Supplied material>
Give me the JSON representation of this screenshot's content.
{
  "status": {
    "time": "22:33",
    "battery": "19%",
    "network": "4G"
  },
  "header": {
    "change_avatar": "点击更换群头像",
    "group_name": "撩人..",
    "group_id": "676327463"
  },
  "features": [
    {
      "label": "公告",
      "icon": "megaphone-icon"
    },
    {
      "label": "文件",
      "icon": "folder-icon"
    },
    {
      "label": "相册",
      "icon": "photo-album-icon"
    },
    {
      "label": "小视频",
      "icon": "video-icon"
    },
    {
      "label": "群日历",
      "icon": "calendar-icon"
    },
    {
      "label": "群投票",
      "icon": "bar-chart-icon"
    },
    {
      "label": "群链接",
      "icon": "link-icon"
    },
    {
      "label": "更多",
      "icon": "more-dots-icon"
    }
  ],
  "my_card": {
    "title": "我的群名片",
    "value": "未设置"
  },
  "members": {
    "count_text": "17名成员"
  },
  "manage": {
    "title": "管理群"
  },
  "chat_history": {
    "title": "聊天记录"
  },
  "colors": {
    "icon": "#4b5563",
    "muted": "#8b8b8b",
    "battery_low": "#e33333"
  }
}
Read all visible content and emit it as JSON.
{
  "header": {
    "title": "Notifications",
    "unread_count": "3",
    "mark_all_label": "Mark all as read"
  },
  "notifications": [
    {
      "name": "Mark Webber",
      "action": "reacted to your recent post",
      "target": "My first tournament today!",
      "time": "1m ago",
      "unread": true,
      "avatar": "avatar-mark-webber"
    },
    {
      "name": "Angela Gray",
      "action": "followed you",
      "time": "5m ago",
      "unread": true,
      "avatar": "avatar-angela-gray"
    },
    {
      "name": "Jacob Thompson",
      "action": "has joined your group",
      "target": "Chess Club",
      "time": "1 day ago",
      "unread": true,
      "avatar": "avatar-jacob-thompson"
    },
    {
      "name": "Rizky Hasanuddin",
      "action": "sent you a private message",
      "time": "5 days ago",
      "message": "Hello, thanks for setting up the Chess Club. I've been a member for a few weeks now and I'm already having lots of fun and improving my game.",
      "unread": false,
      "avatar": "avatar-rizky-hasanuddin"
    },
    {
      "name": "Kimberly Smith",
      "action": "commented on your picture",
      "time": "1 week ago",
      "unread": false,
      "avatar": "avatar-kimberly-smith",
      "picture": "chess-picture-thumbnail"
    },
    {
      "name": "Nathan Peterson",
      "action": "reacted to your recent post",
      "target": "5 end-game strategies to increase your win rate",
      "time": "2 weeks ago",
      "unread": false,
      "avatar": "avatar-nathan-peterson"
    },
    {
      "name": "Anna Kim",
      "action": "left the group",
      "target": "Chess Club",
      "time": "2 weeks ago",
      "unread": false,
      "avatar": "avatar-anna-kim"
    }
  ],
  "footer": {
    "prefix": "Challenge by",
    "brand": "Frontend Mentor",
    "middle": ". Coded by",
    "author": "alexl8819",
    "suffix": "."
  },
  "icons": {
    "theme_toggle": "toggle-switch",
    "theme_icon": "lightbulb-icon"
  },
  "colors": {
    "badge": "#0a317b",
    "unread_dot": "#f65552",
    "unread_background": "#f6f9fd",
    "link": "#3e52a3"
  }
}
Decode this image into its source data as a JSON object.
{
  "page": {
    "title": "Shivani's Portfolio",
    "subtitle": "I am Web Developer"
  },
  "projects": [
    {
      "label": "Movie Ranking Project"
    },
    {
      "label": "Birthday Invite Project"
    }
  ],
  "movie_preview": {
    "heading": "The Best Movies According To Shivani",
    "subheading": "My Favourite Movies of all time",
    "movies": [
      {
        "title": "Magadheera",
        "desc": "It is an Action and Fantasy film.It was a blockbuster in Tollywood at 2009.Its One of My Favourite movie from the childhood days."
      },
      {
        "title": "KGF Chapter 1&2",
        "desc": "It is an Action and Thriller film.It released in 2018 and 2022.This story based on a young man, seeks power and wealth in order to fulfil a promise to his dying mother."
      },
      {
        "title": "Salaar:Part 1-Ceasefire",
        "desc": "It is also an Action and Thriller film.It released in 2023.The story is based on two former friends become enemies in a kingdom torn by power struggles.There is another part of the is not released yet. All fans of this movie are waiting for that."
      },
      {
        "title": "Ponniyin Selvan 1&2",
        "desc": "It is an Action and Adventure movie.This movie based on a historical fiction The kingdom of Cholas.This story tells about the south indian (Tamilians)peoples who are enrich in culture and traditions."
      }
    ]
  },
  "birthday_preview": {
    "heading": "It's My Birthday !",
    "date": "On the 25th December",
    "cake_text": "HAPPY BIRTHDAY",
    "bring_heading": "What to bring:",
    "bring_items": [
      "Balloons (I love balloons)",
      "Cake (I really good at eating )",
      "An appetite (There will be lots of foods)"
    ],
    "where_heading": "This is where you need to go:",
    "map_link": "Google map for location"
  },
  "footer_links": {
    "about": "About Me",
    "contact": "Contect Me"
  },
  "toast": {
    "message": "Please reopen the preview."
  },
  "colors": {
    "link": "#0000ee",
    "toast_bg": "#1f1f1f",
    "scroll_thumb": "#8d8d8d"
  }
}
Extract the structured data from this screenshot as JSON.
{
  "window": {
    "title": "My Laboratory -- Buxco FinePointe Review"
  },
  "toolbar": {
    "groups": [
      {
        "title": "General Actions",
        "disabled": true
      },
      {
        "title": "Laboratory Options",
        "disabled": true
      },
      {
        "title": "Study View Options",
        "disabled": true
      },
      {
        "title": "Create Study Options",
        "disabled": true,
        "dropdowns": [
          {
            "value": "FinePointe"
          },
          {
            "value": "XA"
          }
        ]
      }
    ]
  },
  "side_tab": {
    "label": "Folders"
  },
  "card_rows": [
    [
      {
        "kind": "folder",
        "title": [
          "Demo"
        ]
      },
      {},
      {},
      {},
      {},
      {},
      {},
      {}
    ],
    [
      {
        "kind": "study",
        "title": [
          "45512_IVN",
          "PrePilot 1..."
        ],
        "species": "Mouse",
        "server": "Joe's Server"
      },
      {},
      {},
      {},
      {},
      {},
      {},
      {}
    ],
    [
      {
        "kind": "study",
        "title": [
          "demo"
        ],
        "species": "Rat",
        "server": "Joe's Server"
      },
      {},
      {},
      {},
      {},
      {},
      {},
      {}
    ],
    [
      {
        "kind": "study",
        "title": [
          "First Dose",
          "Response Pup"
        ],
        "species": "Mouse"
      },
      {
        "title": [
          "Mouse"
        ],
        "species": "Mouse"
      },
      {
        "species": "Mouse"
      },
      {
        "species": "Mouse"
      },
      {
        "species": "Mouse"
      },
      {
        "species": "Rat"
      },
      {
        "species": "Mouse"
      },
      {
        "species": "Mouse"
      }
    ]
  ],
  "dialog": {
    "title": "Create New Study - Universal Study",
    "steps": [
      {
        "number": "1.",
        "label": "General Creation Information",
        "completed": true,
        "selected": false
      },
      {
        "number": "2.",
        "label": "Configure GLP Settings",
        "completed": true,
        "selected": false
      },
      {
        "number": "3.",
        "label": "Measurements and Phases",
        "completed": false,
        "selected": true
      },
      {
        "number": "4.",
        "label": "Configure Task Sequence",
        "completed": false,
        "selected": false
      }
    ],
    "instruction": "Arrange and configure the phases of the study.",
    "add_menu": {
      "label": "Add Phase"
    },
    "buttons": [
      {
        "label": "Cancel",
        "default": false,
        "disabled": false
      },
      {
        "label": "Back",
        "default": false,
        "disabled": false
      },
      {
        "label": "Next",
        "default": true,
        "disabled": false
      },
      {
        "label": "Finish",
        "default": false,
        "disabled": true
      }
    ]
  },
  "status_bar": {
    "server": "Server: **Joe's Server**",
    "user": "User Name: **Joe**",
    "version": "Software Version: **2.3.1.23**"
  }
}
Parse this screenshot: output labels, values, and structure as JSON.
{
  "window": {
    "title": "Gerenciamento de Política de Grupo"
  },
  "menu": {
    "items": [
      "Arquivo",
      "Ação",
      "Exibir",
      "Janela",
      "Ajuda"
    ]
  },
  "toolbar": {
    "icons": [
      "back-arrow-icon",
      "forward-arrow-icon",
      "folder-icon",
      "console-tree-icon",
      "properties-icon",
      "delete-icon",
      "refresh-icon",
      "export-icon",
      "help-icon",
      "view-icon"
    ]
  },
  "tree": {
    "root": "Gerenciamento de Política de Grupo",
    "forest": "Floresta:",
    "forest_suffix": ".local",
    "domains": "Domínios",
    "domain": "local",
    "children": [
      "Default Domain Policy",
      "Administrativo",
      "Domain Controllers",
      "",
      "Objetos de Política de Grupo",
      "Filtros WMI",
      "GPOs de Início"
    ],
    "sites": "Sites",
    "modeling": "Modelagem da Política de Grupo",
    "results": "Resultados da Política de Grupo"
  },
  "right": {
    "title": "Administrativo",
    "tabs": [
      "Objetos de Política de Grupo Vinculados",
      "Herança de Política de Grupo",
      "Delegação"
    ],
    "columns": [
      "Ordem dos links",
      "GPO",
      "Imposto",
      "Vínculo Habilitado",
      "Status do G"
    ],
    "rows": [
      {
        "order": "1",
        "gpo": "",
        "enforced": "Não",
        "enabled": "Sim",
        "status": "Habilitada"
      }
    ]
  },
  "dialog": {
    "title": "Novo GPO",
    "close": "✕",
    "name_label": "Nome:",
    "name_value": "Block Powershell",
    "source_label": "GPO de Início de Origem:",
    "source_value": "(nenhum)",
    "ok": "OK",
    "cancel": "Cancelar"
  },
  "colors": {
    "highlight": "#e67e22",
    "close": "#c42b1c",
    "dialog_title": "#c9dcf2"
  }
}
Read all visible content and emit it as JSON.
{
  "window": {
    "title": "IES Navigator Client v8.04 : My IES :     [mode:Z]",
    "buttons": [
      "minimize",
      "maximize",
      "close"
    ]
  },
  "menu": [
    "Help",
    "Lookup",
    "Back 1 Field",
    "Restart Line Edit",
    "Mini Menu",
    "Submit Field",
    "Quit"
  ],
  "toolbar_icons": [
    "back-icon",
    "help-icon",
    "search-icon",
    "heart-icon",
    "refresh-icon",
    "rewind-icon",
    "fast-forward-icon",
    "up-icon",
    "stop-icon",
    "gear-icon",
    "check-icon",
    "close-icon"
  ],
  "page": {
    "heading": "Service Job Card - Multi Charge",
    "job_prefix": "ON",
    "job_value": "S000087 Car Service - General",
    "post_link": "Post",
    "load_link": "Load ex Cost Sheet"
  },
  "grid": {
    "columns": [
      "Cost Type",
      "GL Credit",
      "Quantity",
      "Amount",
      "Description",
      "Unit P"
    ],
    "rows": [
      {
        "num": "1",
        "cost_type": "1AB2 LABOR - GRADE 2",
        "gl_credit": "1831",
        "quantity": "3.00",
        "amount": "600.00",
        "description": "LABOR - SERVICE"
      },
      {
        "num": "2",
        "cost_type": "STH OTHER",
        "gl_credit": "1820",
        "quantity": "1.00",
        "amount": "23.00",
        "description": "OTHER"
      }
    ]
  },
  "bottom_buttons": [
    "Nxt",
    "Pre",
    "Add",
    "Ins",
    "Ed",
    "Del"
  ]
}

Exercise task> Tally up the lines with the word "General" in them, and answer with that number by itself.

Answer for this exercise> 3